• **Your task**: Output each entry below as it stands, leaving out every picture.
::::::
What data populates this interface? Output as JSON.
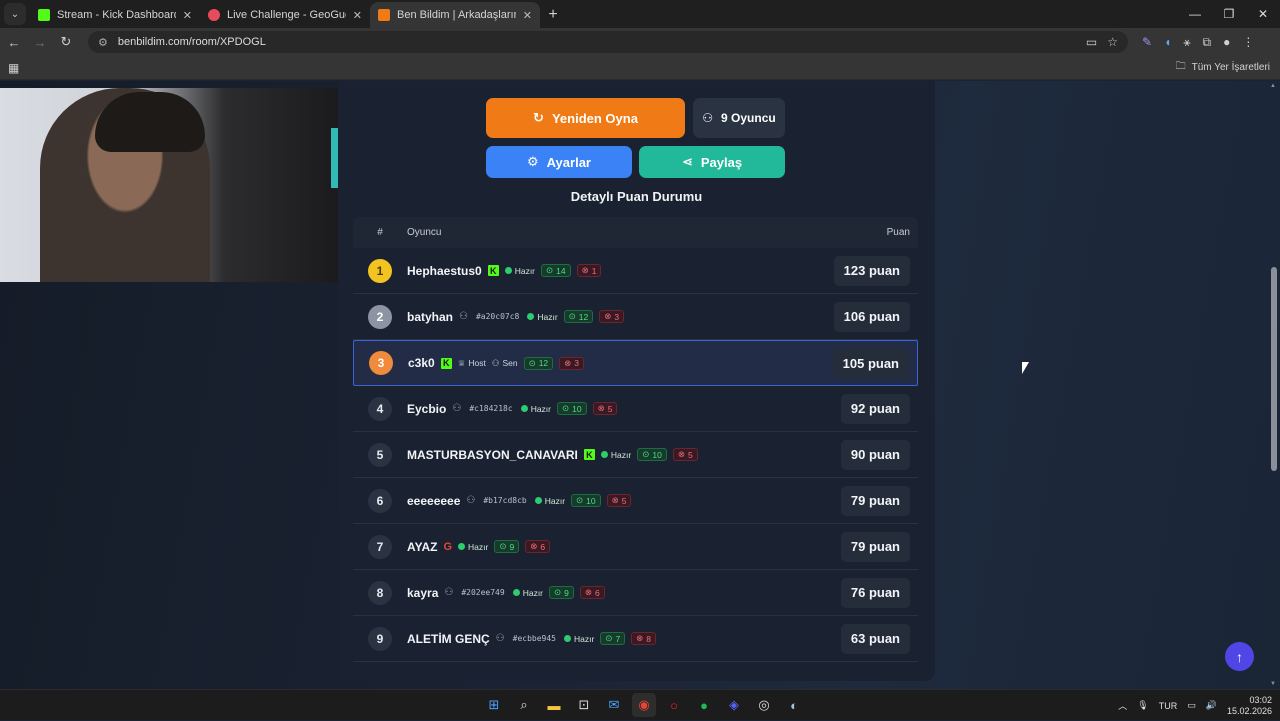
{
  "browser": {
    "tabs": [
      {
        "title": "Stream - Kick Dashboard",
        "fav_color": "#53fc18",
        "active": false
      },
      {
        "title": "Live Challenge - GeoGuessr",
        "fav_color": "#e74c5c",
        "active": false
      },
      {
        "title": "Ben Bildim | Arkadaşlarınla Onli",
        "fav_color": "#f07a16",
        "active": true
      }
    ],
    "url": "benbildim.com/room/XPDOGL",
    "bookmarks_label": "Tüm Yer İşaretleri"
  },
  "room": {
    "replay_label": "Yeniden Oyna",
    "players_count_label": "9 Oyuncu",
    "settings_label": "Ayarlar",
    "share_label": "Paylaş",
    "section_title": "Detaylı Puan Durumu",
    "columns": {
      "rank": "#",
      "player": "Oyuncu",
      "score": "Puan"
    },
    "rows": [
      {
        "rank": "1",
        "name": "Hephaestus0",
        "kick": true,
        "google": false,
        "guest": false,
        "hash": "",
        "host": false,
        "me": false,
        "status": "Hazır",
        "correct": "14",
        "wrong": "1",
        "score": "123 puan"
      },
      {
        "rank": "2",
        "name": "batyhan",
        "kick": false,
        "google": false,
        "guest": true,
        "hash": "#a20c07c8",
        "host": false,
        "me": false,
        "status": "Hazır",
        "correct": "12",
        "wrong": "3",
        "score": "106 puan"
      },
      {
        "rank": "3",
        "name": "c3k0",
        "kick": true,
        "google": false,
        "guest": false,
        "hash": "",
        "host": true,
        "host_label": "Host",
        "me": true,
        "me_label": "Sen",
        "status": "",
        "correct": "12",
        "wrong": "3",
        "score": "105 puan"
      },
      {
        "rank": "4",
        "name": "Eycbio",
        "kick": false,
        "google": false,
        "guest": true,
        "hash": "#c184218c",
        "host": false,
        "me": false,
        "status": "Hazır",
        "correct": "10",
        "wrong": "5",
        "score": "92 puan"
      },
      {
        "rank": "5",
        "name": "MASTURBASYON_CANAVARI",
        "kick": true,
        "google": false,
        "guest": false,
        "hash": "",
        "host": false,
        "me": false,
        "status": "Hazır",
        "correct": "10",
        "wrong": "5",
        "score": "90 puan"
      },
      {
        "rank": "6",
        "name": "eeeeeeee",
        "kick": false,
        "google": false,
        "guest": true,
        "hash": "#b17cd8cb",
        "host": false,
        "me": false,
        "status": "Hazır",
        "correct": "10",
        "wrong": "5",
        "score": "79 puan"
      },
      {
        "rank": "7",
        "name": "AYAZ",
        "kick": false,
        "google": true,
        "guest": false,
        "hash": "",
        "host": false,
        "me": false,
        "status": "Hazır",
        "correct": "9",
        "wrong": "6",
        "score": "79 puan"
      },
      {
        "rank": "8",
        "name": "kayra",
        "kick": false,
        "google": false,
        "guest": true,
        "hash": "#202ee749",
        "host": false,
        "me": false,
        "status": "Hazır",
        "correct": "9",
        "wrong": "6",
        "score": "76 puan"
      },
      {
        "rank": "9",
        "name": "ALETİM GENÇ",
        "kick": false,
        "google": false,
        "guest": true,
        "hash": "#ecbbe945",
        "host": false,
        "me": false,
        "status": "Hazır",
        "correct": "7",
        "wrong": "8",
        "score": "63 puan"
      }
    ]
  },
  "taskbar": {
    "lang": "TUR",
    "time": "03:02",
    "date": "15.02.2026"
  }
}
::::::
• **Completed task**:
What data populates this interface? Output as JSON.
{
  "browser": {
    "tabs": [
      {
        "title": "Stream - Kick Dashboard",
        "fav_color": "#53fc18",
        "active": false
      },
      {
        "title": "Live Challenge - GeoGuessr",
        "fav_color": "#e74c5c",
        "active": false
      },
      {
        "title": "Ben Bildim | Arkadaşlarınla Onli",
        "fav_color": "#f07a16",
        "active": true
      }
    ],
    "url": "benbildim.com/room/XPDOGL",
    "bookmarks_label": "Tüm Yer İşaretleri"
  },
  "room": {
    "replay_label": "Yeniden Oyna",
    "players_count_label": "9 Oyuncu",
    "settings_label": "Ayarlar",
    "share_label": "Paylaş",
    "section_title": "Detaylı Puan Durumu",
    "columns": {
      "rank": "#",
      "player": "Oyuncu",
      "score": "Puan"
    },
    "rows": [
      {
        "rank": "1",
        "name": "Hephaestus0",
        "kick": true,
        "google": false,
        "guest": false,
        "hash": "",
        "host": false,
        "me": false,
        "status": "Hazır",
        "correct": "14",
        "wrong": "1",
        "score": "123 puan"
      },
      {
        "rank": "2",
        "name": "batyhan",
        "kick": false,
        "google": false,
        "guest": true,
        "hash": "#a20c07c8",
        "host": false,
        "me": false,
        "status": "Hazır",
        "correct": "12",
        "wrong": "3",
        "score": "106 puan"
      },
      {
        "rank": "3",
        "name": "c3k0",
        "kick": true,
        "google": false,
        "guest": false,
        "hash": "",
        "host": true,
        "host_label": "Host",
        "me": true,
        "me_label": "Sen",
        "status": "",
        "correct": "12",
        "wrong": "3",
        "score": "105 puan"
      },
      {
        "rank": "4",
        "name": "Eycbio",
        "kick": false,
        "google": false,
        "guest": true,
        "hash": "#c184218c",
        "host": false,
        "me": false,
        "status": "Hazır",
        "correct": "10",
        "wrong": "5",
        "score": "92 puan"
      },
      {
        "rank": "5",
        "name": "MASTURBASYON_CANAVARI",
        "kick": true,
        "google": false,
        "guest": false,
        "hash": "",
        "host": false,
        "me": false,
        "status": "Hazır",
        "correct": "10",
        "wrong": "5",
        "score": "90 puan"
      },
      {
        "rank": "6",
        "name": "eeeeeeee",
        "kick": false,
        "google": false,
        "guest": true,
        "hash": "#b17cd8cb",
        "host": false,
        "me": false,
        "status": "Hazır",
        "correct": "10",
        "wrong": "5",
        "score": "79 puan"
      },
      {
        "rank": "7",
        "name": "AYAZ",
        "kick": false,
        "google": true,
        "guest": false,
        "hash": "",
        "host": false,
        "me": false,
        "status": "Hazır",
        "correct": "9",
        "wrong": "6",
        "score": "79 puan"
      },
      {
        "rank": "8",
        "name": "kayra",
        "kick": false,
        "google": false,
        "guest": true,
        "hash": "#202ee749",
        "host": false,
        "me": false,
        "status": "Hazır",
        "correct": "9",
        "wrong": "6",
        "score": "76 puan"
      },
      {
        "rank": "9",
        "name": "ALETİM GENÇ",
        "kick": false,
        "google": false,
        "guest": true,
        "hash": "#ecbbe945",
        "host": false,
        "me": false,
        "status": "Hazır",
        "correct": "7",
        "wrong": "8",
        "score": "63 puan"
      }
    ]
  },
  "taskbar": {
    "lang": "TUR",
    "time": "03:02",
    "date": "15.02.2026"
  }
}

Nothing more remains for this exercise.